▶ PROBLEM REQUIREMENTS: Copy all lines of the listing that include the string "text".
* Start DATA SHOWN *
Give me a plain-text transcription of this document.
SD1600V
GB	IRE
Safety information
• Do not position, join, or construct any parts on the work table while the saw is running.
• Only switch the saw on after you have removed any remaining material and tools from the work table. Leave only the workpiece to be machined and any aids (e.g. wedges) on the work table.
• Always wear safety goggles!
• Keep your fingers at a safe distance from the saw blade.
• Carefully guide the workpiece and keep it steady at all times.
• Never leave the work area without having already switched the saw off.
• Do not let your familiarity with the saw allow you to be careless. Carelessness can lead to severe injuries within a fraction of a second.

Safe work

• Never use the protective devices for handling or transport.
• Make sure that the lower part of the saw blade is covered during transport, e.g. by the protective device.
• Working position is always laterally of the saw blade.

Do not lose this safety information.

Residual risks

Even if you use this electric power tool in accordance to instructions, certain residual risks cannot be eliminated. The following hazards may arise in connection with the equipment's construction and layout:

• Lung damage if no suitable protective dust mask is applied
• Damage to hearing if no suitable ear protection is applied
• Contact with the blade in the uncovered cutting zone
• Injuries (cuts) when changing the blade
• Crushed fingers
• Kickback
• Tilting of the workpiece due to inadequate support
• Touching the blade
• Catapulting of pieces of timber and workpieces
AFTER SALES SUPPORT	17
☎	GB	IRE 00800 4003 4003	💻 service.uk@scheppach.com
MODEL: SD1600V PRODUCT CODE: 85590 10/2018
* End DATA SHOWN *
* Start DATA SHOWN *
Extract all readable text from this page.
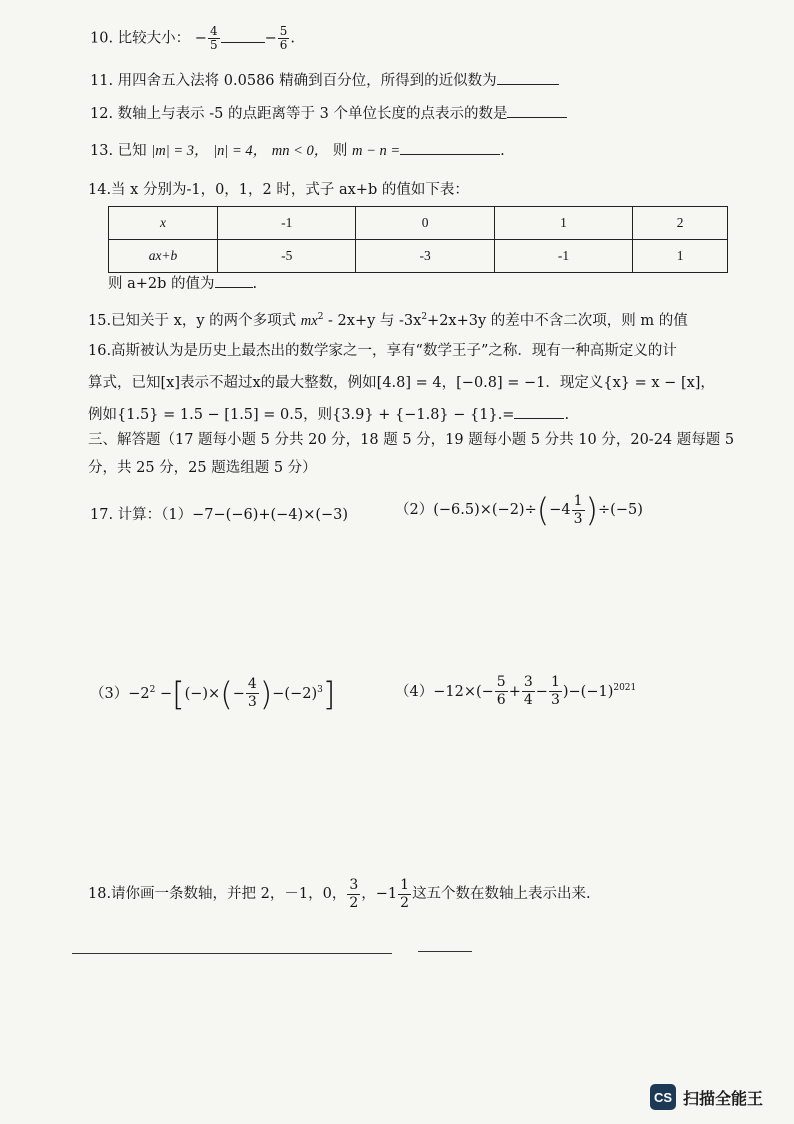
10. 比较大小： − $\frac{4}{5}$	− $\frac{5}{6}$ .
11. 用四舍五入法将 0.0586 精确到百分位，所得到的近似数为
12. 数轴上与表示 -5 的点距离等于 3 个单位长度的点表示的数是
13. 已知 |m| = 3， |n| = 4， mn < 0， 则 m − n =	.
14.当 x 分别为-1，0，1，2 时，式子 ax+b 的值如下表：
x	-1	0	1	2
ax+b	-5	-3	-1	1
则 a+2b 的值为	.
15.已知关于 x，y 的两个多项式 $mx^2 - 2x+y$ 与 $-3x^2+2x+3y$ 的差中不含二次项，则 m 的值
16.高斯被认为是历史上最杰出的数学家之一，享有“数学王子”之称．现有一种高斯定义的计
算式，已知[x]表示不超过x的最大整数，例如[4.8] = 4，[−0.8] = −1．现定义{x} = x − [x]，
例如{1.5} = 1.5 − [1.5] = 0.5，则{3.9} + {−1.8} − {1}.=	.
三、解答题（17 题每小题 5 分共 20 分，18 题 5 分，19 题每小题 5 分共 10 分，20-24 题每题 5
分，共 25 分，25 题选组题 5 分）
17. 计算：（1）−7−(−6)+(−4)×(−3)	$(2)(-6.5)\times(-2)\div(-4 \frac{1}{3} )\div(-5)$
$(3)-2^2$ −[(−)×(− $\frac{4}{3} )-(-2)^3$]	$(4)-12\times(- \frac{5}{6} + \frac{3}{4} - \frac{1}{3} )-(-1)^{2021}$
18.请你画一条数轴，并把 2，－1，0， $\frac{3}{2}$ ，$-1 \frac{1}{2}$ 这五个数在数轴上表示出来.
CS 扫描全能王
* End DATA SHOWN *
▶ SOLUTION TO THIS TASK:
Give me a plain-text transcription of this document.
Extract all readable text from this page.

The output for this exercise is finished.